### WHAT YOU WILL DO
The records below must be transcribed exactly. Do not include the pictures.
■ ■ ■
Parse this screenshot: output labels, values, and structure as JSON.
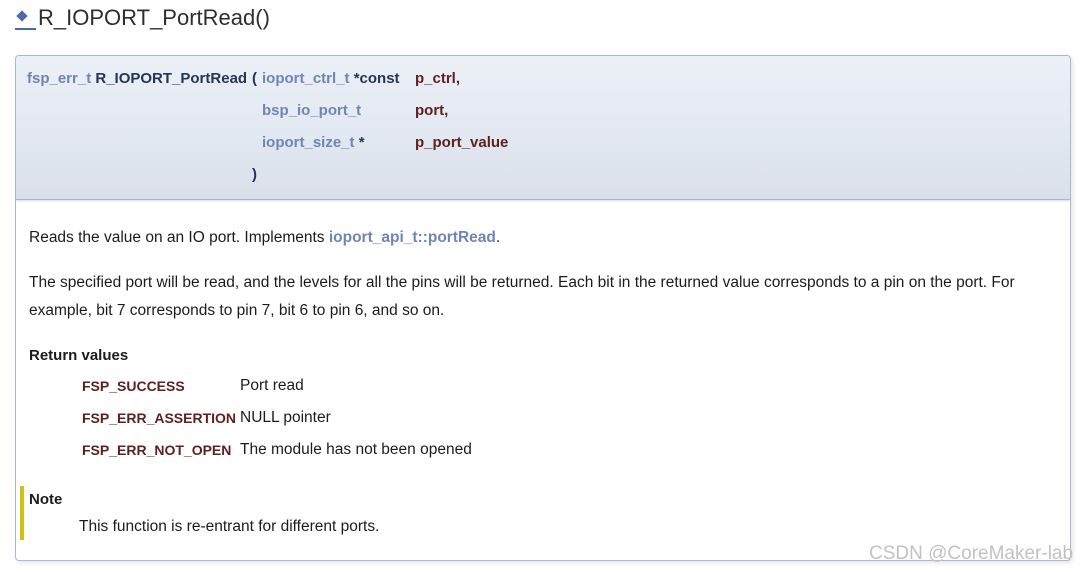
{
  "title": {
    "anchor_icon": "diamond-icon",
    "text": "R_IOPORT_PortRead()"
  },
  "prototype": {
    "return_type": "fsp_err_t",
    "function_name": "R_IOPORT_PortRead",
    "open_paren": "(",
    "close_paren": ")",
    "params": [
      {
        "type": "ioport_ctrl_t",
        "qualifier": "*const",
        "name": "p_ctrl,"
      },
      {
        "type": "bsp_io_port_t",
        "name": "port,"
      },
      {
        "type": "ioport_size_t",
        "qualifier": "*",
        "name": "p_port_value"
      }
    ]
  },
  "description": {
    "summary_text": "Reads the value on an IO port. Implements ",
    "summary_link": "ioport_api_t::portRead",
    "summary_end": ".",
    "details": "The specified port will be read, and the levels for all the pins will be returned. Each bit in the returned value corresponds to a pin on the port. For example, bit 7 corresponds to pin 7, bit 6 to pin 6, and so on."
  },
  "return_values": {
    "heading": "Return values",
    "items": [
      {
        "code": "FSP_SUCCESS",
        "meaning": "Port read"
      },
      {
        "code": "FSP_ERR_ASSERTION",
        "meaning": "NULL pointer"
      },
      {
        "code": "FSP_ERR_NOT_OPEN",
        "meaning": "The module has not been opened"
      }
    ]
  },
  "note": {
    "heading": "Note",
    "text": "This function is re-entrant for different ports."
  },
  "watermark": "CSDN @CoreMaker-lab",
  "colors": {
    "link": "#6e86b6",
    "function_name": "#253555",
    "param_name": "#602020",
    "note_bar": "#d0c20f",
    "prototype_bg": "#e2e8f2",
    "border": "#a8b8d9",
    "anchor": "#4a6aab",
    "body_text": "#1c1c1c",
    "title_text": "#2e2e2e",
    "watermark": "#c2c2c2"
  }
}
■ ■ ■
### ANSWER BELOW
Parse this screenshot: output labels, values, and structure as JSON.
{
  "title": {
    "anchor_icon": "diamond-icon",
    "text": "R_IOPORT_PortRead()"
  },
  "prototype": {
    "return_type": "fsp_err_t",
    "function_name": "R_IOPORT_PortRead",
    "open_paren": "(",
    "close_paren": ")",
    "params": [
      {
        "type": "ioport_ctrl_t",
        "qualifier": "*const",
        "name": "p_ctrl,"
      },
      {
        "type": "bsp_io_port_t",
        "name": "port,"
      },
      {
        "type": "ioport_size_t",
        "qualifier": "*",
        "name": "p_port_value"
      }
    ]
  },
  "description": {
    "summary_text": "Reads the value on an IO port. Implements ",
    "summary_link": "ioport_api_t::portRead",
    "summary_end": ".",
    "details": "The specified port will be read, and the levels for all the pins will be returned. Each bit in the returned value corresponds to a pin on the port. For example, bit 7 corresponds to pin 7, bit 6 to pin 6, and so on."
  },
  "return_values": {
    "heading": "Return values",
    "items": [
      {
        "code": "FSP_SUCCESS",
        "meaning": "Port read"
      },
      {
        "code": "FSP_ERR_ASSERTION",
        "meaning": "NULL pointer"
      },
      {
        "code": "FSP_ERR_NOT_OPEN",
        "meaning": "The module has not been opened"
      }
    ]
  },
  "note": {
    "heading": "Note",
    "text": "This function is re-entrant for different ports."
  },
  "watermark": "CSDN @CoreMaker-lab",
  "colors": {
    "link": "#6e86b6",
    "function_name": "#253555",
    "param_name": "#602020",
    "note_bar": "#d0c20f",
    "prototype_bg": "#e2e8f2",
    "border": "#a8b8d9",
    "anchor": "#4a6aab",
    "body_text": "#1c1c1c",
    "title_text": "#2e2e2e",
    "watermark": "#c2c2c2"
  }
}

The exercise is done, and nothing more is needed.